THE PROBLEM: Continue the news report on the spread of coronavirus infections, picking up right after its last sentence.

BEIJING/SEOUL (Reuters) – Italy, South Korea and Iran reported sharp rises in coronavirus infections on Monday, but China relaxed curbs on movement as the rate of new infections there eased and a visiting World Health Organization team reported steep declines in visits to clinics.
The virus has put Chinese cities into lockdown in recent weeks, disrupted air traffic to the workshop of the world and blocked global supply chains for everything from cars and car parts to smartphones.
But China’s actions, especially in the city of Wuhan, the center of the outbreak, had probably prevented hundreds of thousands of cases, the head of the WHO delegation in China, Bruce Aylward, said, urging the rest of the world to learn the lesson of acting fast.
“The world is in your debt,” Aylward said in Beijing, addressing the people of Wuhan. “The people of that city have gone through an extraordinary period and they’re still going through it.”
The surge of cases outside mainland China triggered sharp falls in global share markets and Wall Street stock futures as investors fled to safe havens. European share markets suffered their biggest slump since mid-2016, gold soared to a seven-year high, oil tumbled nearly 4% and the Korean won KRW= fell to its lowest level since August.[MKTS/GLOB]
But U.S. Treasury Secretary Steven Mnuchin cautioned against jumping to conclusions about the impact on the global economy or supply chains, saying it was simply too soon to know. Live blog: Online site for coronavirus news – here Graphic: Tracking the novel coronavirus – here Reuters graphics on the new coronavirus – here
The WHO’s Aylward said multiple data sources backed the trend of declining cases but an official with China’s National Health Commission, Liang Wannian, said more than 3,000 medical staff had become infected, most of them in Hubei, and likely due to the lack of protective gear and fatigue.
Excluding Hubei, mainland China reported 11 new cases, the lowest since the national health authority started publishing nationwide daily figures on Jan. 20.
The coronavirus has infected nearly 77,000 people and killed more than 2,500 in China, most in Hubei.
Overall, China reported 409 new cases on the mainland, down from 648 a day earlier, taking the total number of infections to 77,150 cases as of Feb. 23. The death toll rose by 150 to 2,592.
But there was a measure of relief for the world’s second-largest economy as more than 20 province-level jurisdictions, including Beijing and Shanghai, reported zero new infections, the best showing since the outbreak began.
Outside mainland China, the outbreak has spread to about 29 countries and territories, with a death toll of about two dozen, according to a Reuters tally.
South Korea reported 231 new cases, taking its total to 833. Many are in its fourth-largest city, Daegu, which became more isolated with Asiana Airlines (020560.KS) and Korean Air (003490.KS) suspending flights there until next month.
Iran, which announced its first two cases last Wednesday, said it now had 61 cases and 12 deaths. Most of the infections were in the Shi’ite Muslim holy city of Qom.

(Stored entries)
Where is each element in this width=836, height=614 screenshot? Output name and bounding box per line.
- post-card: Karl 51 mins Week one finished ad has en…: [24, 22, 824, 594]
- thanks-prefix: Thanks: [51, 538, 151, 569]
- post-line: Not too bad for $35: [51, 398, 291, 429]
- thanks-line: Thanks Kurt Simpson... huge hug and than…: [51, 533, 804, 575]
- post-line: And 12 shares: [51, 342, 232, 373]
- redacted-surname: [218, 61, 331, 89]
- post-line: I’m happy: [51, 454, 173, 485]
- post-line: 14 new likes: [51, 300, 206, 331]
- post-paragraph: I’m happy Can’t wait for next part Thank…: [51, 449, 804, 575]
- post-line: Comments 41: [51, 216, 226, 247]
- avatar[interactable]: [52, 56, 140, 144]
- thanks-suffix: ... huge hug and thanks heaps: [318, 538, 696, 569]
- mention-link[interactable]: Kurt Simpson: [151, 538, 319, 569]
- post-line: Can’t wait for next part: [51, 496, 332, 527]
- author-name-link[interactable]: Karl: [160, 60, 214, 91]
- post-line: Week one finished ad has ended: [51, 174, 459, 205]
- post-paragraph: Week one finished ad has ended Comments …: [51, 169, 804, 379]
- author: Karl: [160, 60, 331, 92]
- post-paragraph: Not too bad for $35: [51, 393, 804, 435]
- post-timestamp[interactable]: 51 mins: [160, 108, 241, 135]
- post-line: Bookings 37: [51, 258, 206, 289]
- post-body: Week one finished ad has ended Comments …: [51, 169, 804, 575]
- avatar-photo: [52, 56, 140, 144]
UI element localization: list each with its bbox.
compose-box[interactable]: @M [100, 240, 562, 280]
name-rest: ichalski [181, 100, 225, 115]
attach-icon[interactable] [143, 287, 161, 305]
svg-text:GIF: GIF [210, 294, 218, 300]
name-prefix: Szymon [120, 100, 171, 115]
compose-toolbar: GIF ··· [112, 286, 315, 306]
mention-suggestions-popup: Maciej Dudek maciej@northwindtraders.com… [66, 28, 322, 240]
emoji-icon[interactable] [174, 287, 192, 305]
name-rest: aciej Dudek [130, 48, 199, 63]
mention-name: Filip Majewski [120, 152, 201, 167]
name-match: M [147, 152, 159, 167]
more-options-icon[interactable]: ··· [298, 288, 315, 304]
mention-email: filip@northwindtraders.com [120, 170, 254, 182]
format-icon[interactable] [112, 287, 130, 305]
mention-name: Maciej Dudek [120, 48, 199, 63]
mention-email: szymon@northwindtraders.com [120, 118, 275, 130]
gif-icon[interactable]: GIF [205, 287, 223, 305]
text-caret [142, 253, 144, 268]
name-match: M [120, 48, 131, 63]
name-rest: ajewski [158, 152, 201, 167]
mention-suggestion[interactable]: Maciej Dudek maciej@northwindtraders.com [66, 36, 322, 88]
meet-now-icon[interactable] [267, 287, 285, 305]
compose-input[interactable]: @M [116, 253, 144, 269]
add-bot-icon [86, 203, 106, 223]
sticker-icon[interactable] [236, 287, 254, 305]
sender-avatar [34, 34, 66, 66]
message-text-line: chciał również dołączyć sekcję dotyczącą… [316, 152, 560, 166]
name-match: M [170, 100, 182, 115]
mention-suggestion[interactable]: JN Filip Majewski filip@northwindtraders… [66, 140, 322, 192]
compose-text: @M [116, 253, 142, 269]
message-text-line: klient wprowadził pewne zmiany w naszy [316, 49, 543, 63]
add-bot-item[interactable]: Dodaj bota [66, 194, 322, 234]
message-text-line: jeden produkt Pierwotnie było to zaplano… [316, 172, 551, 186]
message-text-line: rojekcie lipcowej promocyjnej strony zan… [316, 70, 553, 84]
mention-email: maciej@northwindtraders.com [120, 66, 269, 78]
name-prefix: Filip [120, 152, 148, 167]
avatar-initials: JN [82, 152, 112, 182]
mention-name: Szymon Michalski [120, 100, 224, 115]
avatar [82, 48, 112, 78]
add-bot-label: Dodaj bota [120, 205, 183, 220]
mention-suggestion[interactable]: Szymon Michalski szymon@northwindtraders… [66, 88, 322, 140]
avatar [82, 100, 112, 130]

YOUR RESPONSE:
Elsewhere in the Middle East, Bahrain and Iraq reported their first cases and Kuwait reported three cases involving people who had been in Iran.
Saudi Arabia, Kuwait, Iraq, Turkey, Pakistan and Afghanistan imposed restrictions on travel and immigration from Iran. Afghanistan also reported its first case, officials said.
Europe’s biggest outbreak is in Italy, with some 150 infections – compared with just three before Friday – and a sixth death.
SHOW MUSTN’T GO ON
In northern Italy, authorities sealed off the worst-affected towns and banned public gatherings across a wide area, halting the carnival in Venice, where there were two cases.
Austria briefly suspended train services over the Alps from Italy after two travelers coming from Italy showed symptoms of fever.
Both tested negative for the new coronavirus but Austrian Interior Minister Karl Nehammer said a task force would meet on Monday to discuss whether to introduce border controls. (Interactive graphic tracking global spread of coronavirus tmsnrt.rs/3aIRuz7. Open in an external browser.)
President Xi Jinping urged businesses to get back to work, though he said the epidemic was still “severe and complex, and prevention and control work is in the most difficult and critical stage”.
Xi said on Sunday the outbreak would have a relatively big, but short-term, impact on the economy and the government would step up policy adjustments to help cushion the blow.
Mnuchin, speaking to Reuters in the Saudi city of Riyadh, said he did not expect the coronavirus to have a material impact on the Phase 1 U.S.-China trade deal.
“Obviously that could change as the situation develops,” he added.
Japan had 773 cases as of late Sunday, mostly on a cruise ship quarantined near Tokyo. A third passenger, a Japanese man in his 80s, died on Sunday.
In South Korea, authorities reported a seventh death and dozens more cases on Monday. Of the new cases, 115 were linked to a church in the city of Daegu.
Drone footage showed what appeared to be hundreds of people queuing in a neat line outside a Daegu supermarket to buy face masks. ( tmsnrt.rs/37WP6lA )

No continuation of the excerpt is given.